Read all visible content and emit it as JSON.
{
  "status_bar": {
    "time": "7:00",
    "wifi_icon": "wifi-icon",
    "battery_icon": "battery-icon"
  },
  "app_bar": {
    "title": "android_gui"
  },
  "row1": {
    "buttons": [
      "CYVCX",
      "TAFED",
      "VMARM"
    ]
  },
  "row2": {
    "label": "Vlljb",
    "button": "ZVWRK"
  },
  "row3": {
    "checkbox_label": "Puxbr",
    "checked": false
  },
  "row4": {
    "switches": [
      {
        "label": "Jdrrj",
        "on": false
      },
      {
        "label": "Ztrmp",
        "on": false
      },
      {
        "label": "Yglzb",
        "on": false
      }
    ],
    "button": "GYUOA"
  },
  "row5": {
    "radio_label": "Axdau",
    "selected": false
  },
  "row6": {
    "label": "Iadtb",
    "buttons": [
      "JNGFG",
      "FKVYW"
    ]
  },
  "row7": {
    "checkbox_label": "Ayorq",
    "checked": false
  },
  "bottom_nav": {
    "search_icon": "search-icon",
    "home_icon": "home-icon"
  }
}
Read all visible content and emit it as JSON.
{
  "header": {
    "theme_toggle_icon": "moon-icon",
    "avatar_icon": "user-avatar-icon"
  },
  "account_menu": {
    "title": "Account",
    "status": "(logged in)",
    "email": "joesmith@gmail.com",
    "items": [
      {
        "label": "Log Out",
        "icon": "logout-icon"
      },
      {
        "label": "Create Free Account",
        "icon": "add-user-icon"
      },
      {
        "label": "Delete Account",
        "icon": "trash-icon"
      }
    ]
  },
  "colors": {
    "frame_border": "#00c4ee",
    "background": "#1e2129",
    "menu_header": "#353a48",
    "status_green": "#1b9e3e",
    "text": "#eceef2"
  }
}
----
■ Work required
Faithfully copy every entry, leaving nothing out.

■ Finished task
Read all visible content and emit it as JSON.
{
  "status_bar": {
    "time": "7:00",
    "wifi_icon": "wifi-icon",
    "battery_icon": "battery-icon"
  },
  "app_bar": {
    "title": "android_gui"
  },
  "row1": {
    "buttons": [
      "CYVCX",
      "TAFED",
      "VMARM"
    ]
  },
  "row2": {
    "label": "Vlljb",
    "button": "ZVWRK"
  },
  "row3": {
    "checkbox_label": "Puxbr",
    "checked": false
  },
  "row4": {
    "switches": [
      {
        "label": "Jdrrj",
        "on": false
      },
      {
        "label": "Ztrmp",
        "on": false
      },
      {
        "label": "Yglzb",
        "on": false
      }
    ],
    "button": "GYUOA"
  },
  "row5": {
    "radio_label": "Axdau",
    "selected": false
  },
  "row6": {
    "label": "Iadtb",
    "buttons": [
      "JNGFG",
      "FKVYW"
    ]
  },
  "row7": {
    "checkbox_label": "Ayorq",
    "checked": false
  },
  "bottom_nav": {
    "search_icon": "search-icon",
    "home_icon": "home-icon"
  }
}
Read all visible content and emit it as JSON.
{
  "header": {
    "theme_toggle_icon": "moon-icon",
    "avatar_icon": "user-avatar-icon"
  },
  "account_menu": {
    "title": "Account",
    "status": "(logged in)",
    "email": "joesmith@gmail.com",
    "items": [
      {
        "label": "Log Out",
        "icon": "logout-icon"
      },
      {
        "label": "Create Free Account",
        "icon": "add-user-icon"
      },
      {
        "label": "Delete Account",
        "icon": "trash-icon"
      }
    ]
  },
  "colors": {
    "frame_border": "#00c4ee",
    "background": "#1e2129",
    "menu_header": "#353a48",
    "status_green": "#1b9e3e",
    "text": "#eceef2"
  }
}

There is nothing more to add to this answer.